Go through the listing beneath this task and return every line that carries the string "Employment".

____________________

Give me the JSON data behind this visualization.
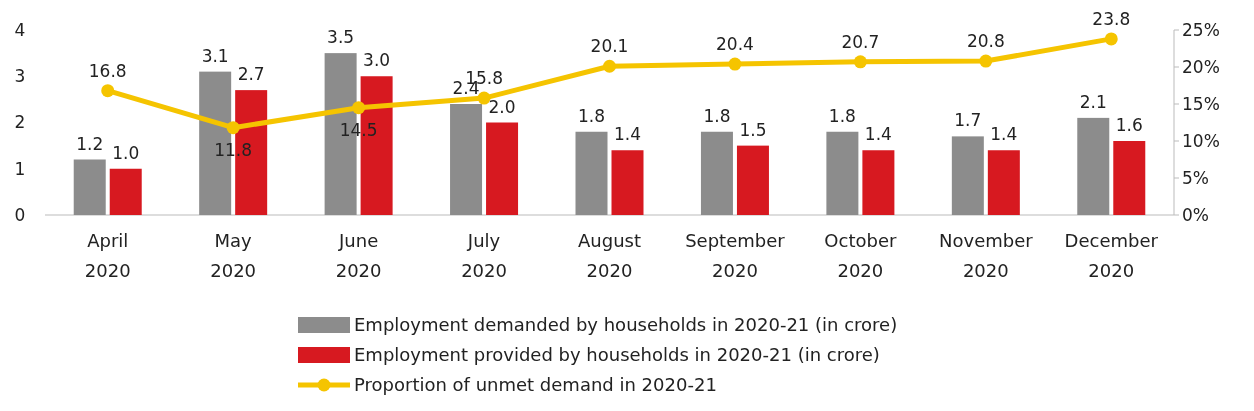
{
  "chart_data": {
    "type": "bar",
    "categories": [
      "April 2020",
      "May 2020",
      "June 2020",
      "July 2020",
      "August 2020",
      "September 2020",
      "October 2020",
      "November 2020",
      "December 2020"
    ],
    "series": [
      {
        "name": "Employment demanded by households in 2020-21 (in crore)",
        "color": "#8c8c8c",
        "values": [
          1.2,
          3.1,
          3.5,
          2.4,
          1.8,
          1.8,
          1.8,
          1.7,
          2.1
        ],
        "value_labels": [
          "1.2",
          "3.1",
          "3.5",
          "2.4",
          "1.8",
          "1.8",
          "1.8",
          "1.7",
          "2.1"
        ]
      },
      {
        "name": "Employment provided by households in 2020-21 (in crore)",
        "color": "#d71920",
        "values": [
          1.0,
          2.7,
          3.0,
          2.0,
          1.4,
          1.5,
          1.4,
          1.4,
          1.6
        ],
        "value_labels": [
          "1.0",
          "2.7",
          "3.0",
          "2.0",
          "1.4",
          "1.5",
          "1.4",
          "1.4",
          "1.6"
        ]
      },
      {
        "name": "Proportion of unmet demand in 2020-21",
        "type": "line",
        "axis": "y2",
        "color": "#f5c400",
        "marker": "circle",
        "values": [
          16.8,
          11.8,
          14.5,
          15.8,
          20.1,
          20.4,
          20.7,
          20.8,
          23.8
        ],
        "value_labels": [
          "16.8",
          "11.8",
          "14.5",
          "15.8",
          "20.1",
          "20.4",
          "20.7",
          "20.8",
          "23.8"
        ]
      }
    ],
    "ylim": [
      0,
      4
    ],
    "yticks": [
      0,
      1,
      2,
      3,
      4
    ],
    "y2lim": [
      0,
      25
    ],
    "y2ticks": [
      {
        "value": 0,
        "label": "0%"
      },
      {
        "value": 5,
        "label": "5%"
      },
      {
        "value": 10,
        "label": "10%"
      },
      {
        "value": 15,
        "label": "15%"
      },
      {
        "value": 20,
        "label": "20%"
      },
      {
        "value": 25,
        "label": "25%"
      }
    ],
    "legend": "bottom",
    "grid": false
  }
}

____________________

# [TASK RESPONSE]
        "name": "Employment demanded by households in 2020-21 (in crore)",
        "name": "Employment provided by households in 2020-21 (in crore)",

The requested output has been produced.